◆ Work instructions: Isolate every line in the data with the string "mean" and copy it.

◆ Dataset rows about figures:
________________

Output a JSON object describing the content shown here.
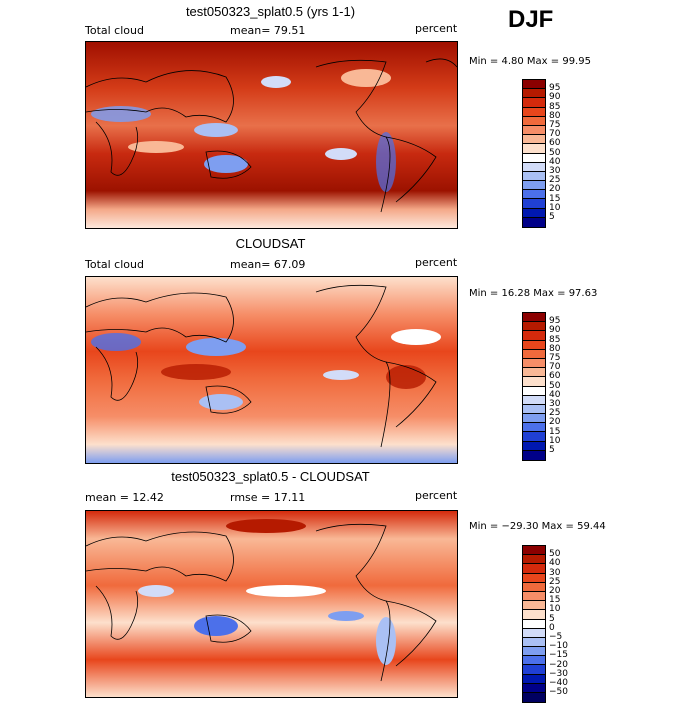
{
  "season": "DJF",
  "panels": [
    {
      "title": "test050323_splat0.5 (yrs 1-1)",
      "left_label": "Total cloud",
      "center_label": "mean=  79.51",
      "right_label": "percent",
      "minmax": "Min =   4.80 Max =  99.95",
      "colorbar": {
        "labels": [
          "95",
          "90",
          "85",
          "80",
          "75",
          "70",
          "60",
          "50",
          "40",
          "30",
          "25",
          "20",
          "15",
          "10",
          "5"
        ],
        "colors": [
          "#8b0000",
          "#b51a00",
          "#d42a0c",
          "#e8461c",
          "#f06a3c",
          "#f68e68",
          "#f9b896",
          "#fde0cc",
          "#ffffff",
          "#d2dcf8",
          "#aac0f4",
          "#7e9ef0",
          "#4c70ea",
          "#2040d4",
          "#0018b0",
          "#000088"
        ]
      }
    },
    {
      "title": "CLOUDSAT",
      "left_label": "Total cloud",
      "center_label": "mean=  67.09",
      "right_label": "percent",
      "minmax": "Min =  16.28 Max =  97.63",
      "colorbar": {
        "labels": [
          "95",
          "90",
          "85",
          "80",
          "75",
          "70",
          "60",
          "50",
          "40",
          "30",
          "25",
          "20",
          "15",
          "10",
          "5"
        ],
        "colors": [
          "#8b0000",
          "#b51a00",
          "#d42a0c",
          "#e8461c",
          "#f06a3c",
          "#f68e68",
          "#f9b896",
          "#fde0cc",
          "#ffffff",
          "#d2dcf8",
          "#aac0f4",
          "#7e9ef0",
          "#4c70ea",
          "#2040d4",
          "#0018b0",
          "#000088"
        ]
      }
    },
    {
      "title": "test050323_splat0.5 - CLOUDSAT",
      "left_label": "mean =  12.42",
      "center_label": "rmse =  17.11",
      "right_label": "percent",
      "minmax": "Min = −29.30 Max =  59.44",
      "colorbar": {
        "labels": [
          "50",
          "40",
          "30",
          "25",
          "20",
          "15",
          "10",
          "5",
          "0",
          "−5",
          "−10",
          "−15",
          "−20",
          "−30",
          "−40",
          "−50"
        ],
        "colors": [
          "#8b0000",
          "#b51a00",
          "#d42a0c",
          "#e8461c",
          "#f06a3c",
          "#f68e68",
          "#f9b896",
          "#fde0cc",
          "#ffffff",
          "#d2dcf8",
          "#aac0f4",
          "#7e9ef0",
          "#4c70ea",
          "#2040d4",
          "#0018b0",
          "#000088",
          "#000060"
        ]
      }
    }
  ]
}
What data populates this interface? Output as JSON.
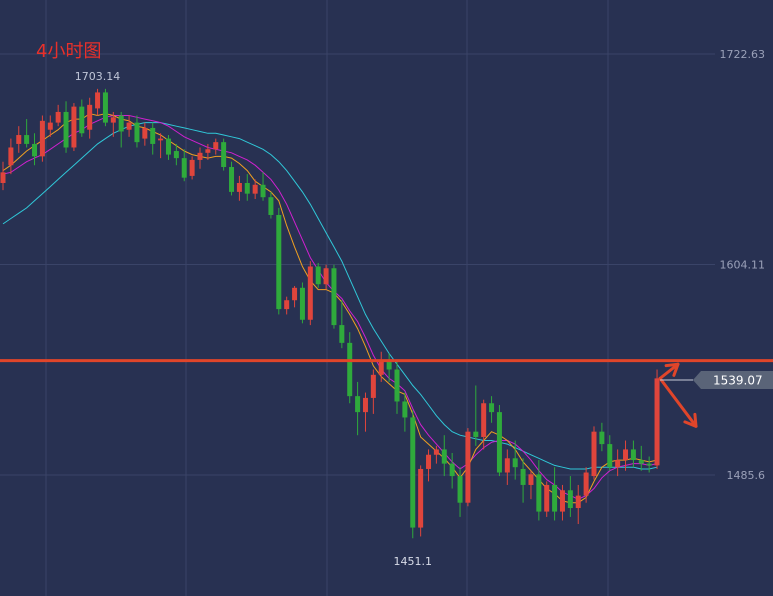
{
  "title": "4小时图",
  "colors": {
    "background": "#283152",
    "grid": "#3a4468",
    "up": "#e0453c",
    "down": "#2faa3c",
    "ma_fast": "#f0a020",
    "ma_mid": "#d020d0",
    "ma_slow": "#30c8d8",
    "hline": "#e0452a",
    "title": "#e8302a",
    "axis_text": "#9aa0b8",
    "price_tag_bg": "#5a6478"
  },
  "chart_data": {
    "type": "candlestick",
    "y_ticks": [
      "1722.63",
      "1604.11",
      "1485.6"
    ],
    "y_tick_values": [
      1722.63,
      1604.11,
      1485.6
    ],
    "ylim": [
      1445,
      1741
    ],
    "grid": true,
    "annotations": {
      "high_label": "1703.14",
      "low_label": "1451.1"
    },
    "current_price": "1539.07",
    "current_price_value": 1539.07,
    "horizontal_line": 1550,
    "arrows": [
      {
        "from": 1540,
        "to": 1548,
        "dx": 2.0
      },
      {
        "from": 1540,
        "to": 1513,
        "dx": 4.0
      }
    ],
    "candles": [
      [
        1650,
        1662,
        1646,
        1656
      ],
      [
        1660,
        1675,
        1655,
        1670
      ],
      [
        1672,
        1682,
        1667,
        1677
      ],
      [
        1677,
        1686,
        1670,
        1672
      ],
      [
        1672,
        1678,
        1660,
        1665
      ],
      [
        1665,
        1688,
        1662,
        1685
      ],
      [
        1680,
        1688,
        1676,
        1684
      ],
      [
        1684,
        1694,
        1682,
        1690
      ],
      [
        1690,
        1696,
        1667,
        1670
      ],
      [
        1670,
        1695,
        1668,
        1693
      ],
      [
        1693,
        1697,
        1676,
        1678
      ],
      [
        1680,
        1698,
        1675,
        1694
      ],
      [
        1692,
        1703,
        1688,
        1701
      ],
      [
        1701,
        1703,
        1682,
        1684
      ],
      [
        1684,
        1690,
        1676,
        1687
      ],
      [
        1688,
        1690,
        1670,
        1679
      ],
      [
        1680,
        1688,
        1676,
        1684
      ],
      [
        1684,
        1688,
        1670,
        1673
      ],
      [
        1675,
        1684,
        1671,
        1681
      ],
      [
        1681,
        1684,
        1666,
        1672
      ],
      [
        1674,
        1678,
        1664,
        1675
      ],
      [
        1675,
        1677,
        1663,
        1666
      ],
      [
        1668,
        1672,
        1660,
        1664
      ],
      [
        1664,
        1669,
        1651,
        1653
      ],
      [
        1654,
        1665,
        1652,
        1663
      ],
      [
        1663,
        1670,
        1658,
        1667
      ],
      [
        1667,
        1672,
        1663,
        1669
      ],
      [
        1669,
        1675,
        1666,
        1673
      ],
      [
        1673,
        1675,
        1657,
        1659
      ],
      [
        1659,
        1662,
        1643,
        1645
      ],
      [
        1645,
        1654,
        1640,
        1650
      ],
      [
        1650,
        1655,
        1640,
        1644
      ],
      [
        1644,
        1652,
        1641,
        1649
      ],
      [
        1649,
        1656,
        1640,
        1642
      ],
      [
        1642,
        1645,
        1630,
        1632
      ],
      [
        1632,
        1636,
        1576,
        1579
      ],
      [
        1579,
        1586,
        1576,
        1584
      ],
      [
        1584,
        1592,
        1580,
        1591
      ],
      [
        1591,
        1594,
        1571,
        1573
      ],
      [
        1573,
        1606,
        1570,
        1603
      ],
      [
        1603,
        1605,
        1591,
        1593
      ],
      [
        1593,
        1604,
        1590,
        1602
      ],
      [
        1602,
        1604,
        1568,
        1570
      ],
      [
        1570,
        1584,
        1557,
        1560
      ],
      [
        1560,
        1566,
        1526,
        1530
      ],
      [
        1530,
        1538,
        1508,
        1521
      ],
      [
        1521,
        1532,
        1510,
        1529
      ],
      [
        1529,
        1545,
        1520,
        1542
      ],
      [
        1542,
        1555,
        1538,
        1550
      ],
      [
        1550,
        1554,
        1538,
        1545
      ],
      [
        1545,
        1550,
        1520,
        1527
      ],
      [
        1527,
        1532,
        1510,
        1518
      ],
      [
        1518,
        1522,
        1450,
        1456
      ],
      [
        1456,
        1491,
        1451,
        1489
      ],
      [
        1489,
        1500,
        1482,
        1497
      ],
      [
        1497,
        1502,
        1492,
        1500
      ],
      [
        1500,
        1508,
        1485,
        1492
      ],
      [
        1492,
        1498,
        1478,
        1485
      ],
      [
        1485,
        1490,
        1462,
        1470
      ],
      [
        1470,
        1512,
        1468,
        1510
      ],
      [
        1510,
        1536,
        1502,
        1507
      ],
      [
        1507,
        1528,
        1500,
        1526
      ],
      [
        1526,
        1530,
        1515,
        1521
      ],
      [
        1521,
        1525,
        1485,
        1487
      ],
      [
        1487,
        1500,
        1480,
        1495
      ],
      [
        1495,
        1505,
        1483,
        1490
      ],
      [
        1489,
        1495,
        1470,
        1480
      ],
      [
        1480,
        1488,
        1472,
        1486
      ],
      [
        1486,
        1494,
        1460,
        1465
      ],
      [
        1465,
        1482,
        1462,
        1480
      ],
      [
        1480,
        1490,
        1460,
        1465
      ],
      [
        1465,
        1480,
        1460,
        1477
      ],
      [
        1477,
        1485,
        1462,
        1467
      ],
      [
        1467,
        1480,
        1458,
        1474
      ],
      [
        1474,
        1490,
        1470,
        1487
      ],
      [
        1485,
        1513,
        1483,
        1510
      ],
      [
        1510,
        1515,
        1499,
        1503
      ],
      [
        1503,
        1508,
        1488,
        1490
      ],
      [
        1490,
        1500,
        1485,
        1494
      ],
      [
        1494,
        1505,
        1488,
        1500
      ],
      [
        1500,
        1505,
        1490,
        1494
      ],
      [
        1494,
        1502,
        1488,
        1492
      ],
      [
        1492,
        1496,
        1487,
        1491
      ],
      [
        1491,
        1545,
        1489,
        1540
      ]
    ],
    "ma_fast": [
      1657,
      1660,
      1664,
      1668,
      1671,
      1674,
      1677,
      1680,
      1684,
      1686,
      1686,
      1689,
      1688,
      1689,
      1688,
      1686,
      1685,
      1682,
      1681,
      1679,
      1677,
      1674,
      1671,
      1668,
      1666,
      1665,
      1664,
      1665,
      1665,
      1664,
      1661,
      1657,
      1651,
      1648,
      1645,
      1640,
      1626,
      1614,
      1603,
      1595,
      1590,
      1590,
      1588,
      1583,
      1576,
      1568,
      1558,
      1547,
      1541,
      1537,
      1533,
      1531,
      1520,
      1507,
      1503,
      1499,
      1495,
      1490,
      1484,
      1490,
      1500,
      1505,
      1510,
      1508,
      1505,
      1500,
      1493,
      1488,
      1483,
      1478,
      1475,
      1471,
      1470,
      1470,
      1473,
      1482,
      1490,
      1493,
      1494,
      1494,
      1495,
      1494,
      1493,
      1494
    ],
    "ma_mid": [
      1655,
      1656,
      1659,
      1662,
      1664,
      1666,
      1669,
      1672,
      1675,
      1678,
      1680,
      1683,
      1685,
      1687,
      1688,
      1688,
      1688,
      1687,
      1686,
      1685,
      1684,
      1682,
      1679,
      1676,
      1674,
      1672,
      1670,
      1669,
      1668,
      1667,
      1665,
      1663,
      1660,
      1656,
      1652,
      1646,
      1638,
      1628,
      1618,
      1608,
      1601,
      1594,
      1589,
      1585,
      1578,
      1572,
      1563,
      1553,
      1545,
      1540,
      1537,
      1533,
      1523,
      1514,
      1508,
      1503,
      1498,
      1493,
      1489,
      1492,
      1497,
      1501,
      1504,
      1505,
      1505,
      1503,
      1499,
      1494,
      1488,
      1483,
      1480,
      1476,
      1474,
      1472,
      1474,
      1478,
      1484,
      1488,
      1490,
      1491,
      1492,
      1492,
      1491,
      1492
    ],
    "ma_slow": [
      1627,
      1630,
      1633,
      1636,
      1640,
      1644,
      1648,
      1652,
      1656,
      1660,
      1664,
      1668,
      1672,
      1675,
      1678,
      1680,
      1682,
      1683,
      1684,
      1684,
      1684,
      1683,
      1682,
      1681,
      1680,
      1679,
      1678,
      1678,
      1677,
      1676,
      1675,
      1673,
      1671,
      1669,
      1666,
      1662,
      1657,
      1651,
      1645,
      1638,
      1630,
      1622,
      1614,
      1606,
      1596,
      1586,
      1576,
      1568,
      1561,
      1554,
      1548,
      1542,
      1536,
      1531,
      1525,
      1519,
      1514,
      1510,
      1508,
      1507,
      1506,
      1505,
      1505,
      1504,
      1503,
      1501,
      1499,
      1497,
      1495,
      1493,
      1491,
      1490,
      1489,
      1489,
      1489,
      1490,
      1490,
      1490,
      1490,
      1490,
      1490,
      1489,
      1489,
      1490
    ]
  }
}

________________

◆ Solution for this task:
      "center_label": "mean=  79.51",
      "center_label": "mean=  67.09",
      "left_label": "mean =  12.42",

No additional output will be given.